- **Challenge**
Your task is to print all of the data word for word.
-*-
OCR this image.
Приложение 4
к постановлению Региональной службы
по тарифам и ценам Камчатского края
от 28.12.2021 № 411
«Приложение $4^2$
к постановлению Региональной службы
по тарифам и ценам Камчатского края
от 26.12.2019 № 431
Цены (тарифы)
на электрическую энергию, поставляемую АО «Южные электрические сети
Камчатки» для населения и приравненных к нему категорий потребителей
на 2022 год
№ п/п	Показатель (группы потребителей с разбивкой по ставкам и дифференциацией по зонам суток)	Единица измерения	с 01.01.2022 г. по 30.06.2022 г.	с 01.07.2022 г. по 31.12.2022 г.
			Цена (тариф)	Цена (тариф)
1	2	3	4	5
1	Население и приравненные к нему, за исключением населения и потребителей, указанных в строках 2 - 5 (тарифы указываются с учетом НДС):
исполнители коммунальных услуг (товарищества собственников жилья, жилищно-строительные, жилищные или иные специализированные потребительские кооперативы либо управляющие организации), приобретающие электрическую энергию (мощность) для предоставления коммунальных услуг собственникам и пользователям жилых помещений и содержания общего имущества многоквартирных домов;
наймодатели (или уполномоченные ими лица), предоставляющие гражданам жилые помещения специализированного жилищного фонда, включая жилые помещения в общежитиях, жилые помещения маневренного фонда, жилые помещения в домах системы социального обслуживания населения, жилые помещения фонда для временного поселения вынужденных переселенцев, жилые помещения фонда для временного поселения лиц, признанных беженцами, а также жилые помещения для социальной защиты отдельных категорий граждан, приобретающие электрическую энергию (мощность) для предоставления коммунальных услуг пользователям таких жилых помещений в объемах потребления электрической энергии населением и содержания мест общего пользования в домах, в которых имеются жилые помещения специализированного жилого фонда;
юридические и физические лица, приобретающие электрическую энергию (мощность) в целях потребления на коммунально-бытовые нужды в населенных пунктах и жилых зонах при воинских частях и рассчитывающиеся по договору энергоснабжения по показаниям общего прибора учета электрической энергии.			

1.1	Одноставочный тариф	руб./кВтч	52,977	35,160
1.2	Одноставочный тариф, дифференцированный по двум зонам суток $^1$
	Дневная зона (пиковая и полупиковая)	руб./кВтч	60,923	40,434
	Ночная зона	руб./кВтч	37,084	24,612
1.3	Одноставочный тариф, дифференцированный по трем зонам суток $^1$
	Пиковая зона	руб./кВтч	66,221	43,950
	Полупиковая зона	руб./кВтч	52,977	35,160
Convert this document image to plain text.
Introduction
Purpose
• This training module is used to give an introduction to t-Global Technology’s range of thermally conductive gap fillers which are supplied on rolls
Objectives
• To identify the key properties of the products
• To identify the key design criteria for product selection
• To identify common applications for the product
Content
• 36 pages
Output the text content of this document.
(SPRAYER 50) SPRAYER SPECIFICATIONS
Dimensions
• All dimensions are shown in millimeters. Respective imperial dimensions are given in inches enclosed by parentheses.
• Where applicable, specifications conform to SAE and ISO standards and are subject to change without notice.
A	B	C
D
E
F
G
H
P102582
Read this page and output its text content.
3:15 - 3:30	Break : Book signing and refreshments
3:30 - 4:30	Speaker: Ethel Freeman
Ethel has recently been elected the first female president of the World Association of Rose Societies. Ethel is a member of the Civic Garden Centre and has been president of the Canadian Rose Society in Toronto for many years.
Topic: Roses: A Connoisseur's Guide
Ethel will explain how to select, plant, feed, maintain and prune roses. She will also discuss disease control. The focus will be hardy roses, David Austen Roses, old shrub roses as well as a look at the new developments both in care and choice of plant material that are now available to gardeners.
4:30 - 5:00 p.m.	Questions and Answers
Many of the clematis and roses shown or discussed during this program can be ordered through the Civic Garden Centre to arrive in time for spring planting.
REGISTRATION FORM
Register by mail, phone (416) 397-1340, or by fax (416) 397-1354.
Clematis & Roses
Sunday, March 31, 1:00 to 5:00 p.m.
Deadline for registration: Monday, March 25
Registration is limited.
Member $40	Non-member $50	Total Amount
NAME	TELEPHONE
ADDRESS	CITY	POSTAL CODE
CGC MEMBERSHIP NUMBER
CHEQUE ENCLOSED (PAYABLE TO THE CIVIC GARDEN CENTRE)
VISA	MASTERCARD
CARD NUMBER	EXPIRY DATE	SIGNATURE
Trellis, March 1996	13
-*-
- **Exercise response**
OCR this image.
Приложение 4
к постановлению Региональной службы
по тарифам и ценам Камчатского края
от 28.12.2021 № 411
«Приложение $4^2$
к постановлению Региональной службы
по тарифам и ценам Камчатского края
от 26.12.2019 № 431
Цены (тарифы)
на электрическую энергию, поставляемую АО «Южные электрические сети
Камчатки» для населения и приравненных к нему категорий потребителей
на 2022 год
№ п/п	Показатель (группы потребителей с разбивкой по ставкам и дифференциацией по зонам суток)	Единица измерения	с 01.01.2022 г. по 30.06.2022 г.	с 01.07.2022 г. по 31.12.2022 г.
			Цена (тариф)	Цена (тариф)
1	2	3	4	5
1	Население и приравненные к нему, за исключением населения и потребителей, указанных в строках 2 - 5 (тарифы указываются с учетом НДС):
исполнители коммунальных услуг (товарищества собственников жилья, жилищно-строительные, жилищные или иные специализированные потребительские кооперативы либо управляющие организации), приобретающие электрическую энергию (мощность) для предоставления коммунальных услуг собственникам и пользователям жилых помещений и содержания общего имущества многоквартирных домов;
наймодатели (или уполномоченные ими лица), предоставляющие гражданам жилые помещения специализированного жилищного фонда, включая жилые помещения в общежитиях, жилые помещения маневренного фонда, жилые помещения в домах системы социального обслуживания населения, жилые помещения фонда для временного поселения вынужденных переселенцев, жилые помещения фонда для временного поселения лиц, признанных беженцами, а также жилые помещения для социальной защиты отдельных категорий граждан, приобретающие электрическую энергию (мощность) для предоставления коммунальных услуг пользователям таких жилых помещений в объемах потребления электрической энергии населением и содержания мест общего пользования в домах, в которых имеются жилые помещения специализированного жилого фонда;
юридические и физические лица, приобретающие электрическую энергию (мощность) в целях потребления на коммунально-бытовые нужды в населенных пунктах и жилых зонах при воинских частях и рассчитывающиеся по договору энергоснабжения по показаниям общего прибора учета электрической энергии.			

1.1	Одноставочный тариф	руб./кВтч	52,977	35,160
1.2	Одноставочный тариф, дифференцированный по двум зонам суток $^1$
	Дневная зона (пиковая и полупиковая)	руб./кВтч	60,923	40,434
	Ночная зона	руб./кВтч	37,084	24,612
1.3	Одноставочный тариф, дифференцированный по трем зонам суток $^1$
	Пиковая зона	руб./кВтч	66,221	43,950
	Полупиковая зона	руб./кВтч	52,977	35,160
Convert this document image to plain text.
Introduction
Purpose
• This training module is used to give an introduction to t-Global Technology’s range of thermally conductive gap fillers which are supplied on rolls
Objectives
• To identify the key properties of the products
• To identify the key design criteria for product selection
• To identify common applications for the product
Content
• 36 pages
Output the text content of this document.
(SPRAYER 50) SPRAYER SPECIFICATIONS
Dimensions
• All dimensions are shown in millimeters. Respective imperial dimensions are given in inches enclosed by parentheses.
• Where applicable, specifications conform to SAE and ISO standards and are subject to change without notice.
A	B	C
D
E
F
G
H
P102582
Read this page and output its text content.
3:15 - 3:30	Break : Book signing and refreshments
3:30 - 4:30	Speaker: Ethel Freeman
Ethel has recently been elected the first female president of the World Association of Rose Societies. Ethel is a member of the Civic Garden Centre and has been president of the Canadian Rose Society in Toronto for many years.
Topic: Roses: A Connoisseur's Guide
Ethel will explain how to select, plant, feed, maintain and prune roses. She will also discuss disease control. The focus will be hardy roses, David Austen Roses, old shrub roses as well as a look at the new developments both in care and choice of plant material that are now available to gardeners.
4:30 - 5:00 p.m.	Questions and Answers
Many of the clematis and roses shown or discussed during this program can be ordered through the Civic Garden Centre to arrive in time for spring planting.
REGISTRATION FORM
Register by mail, phone (416) 397-1340, or by fax (416) 397-1354.
Clematis & Roses
Sunday, March 31, 1:00 to 5:00 p.m.
Deadline for registration: Monday, March 25
Registration is limited.
Member $40	Non-member $50	Total Amount
NAME	TELEPHONE
ADDRESS	CITY	POSTAL CODE
CGC MEMBERSHIP NUMBER
CHEQUE ENCLOSED (PAYABLE TO THE CIVIC GARDEN CENTRE)
VISA	MASTERCARD
CARD NUMBER	EXPIRY DATE	SIGNATURE
Trellis, March 1996	13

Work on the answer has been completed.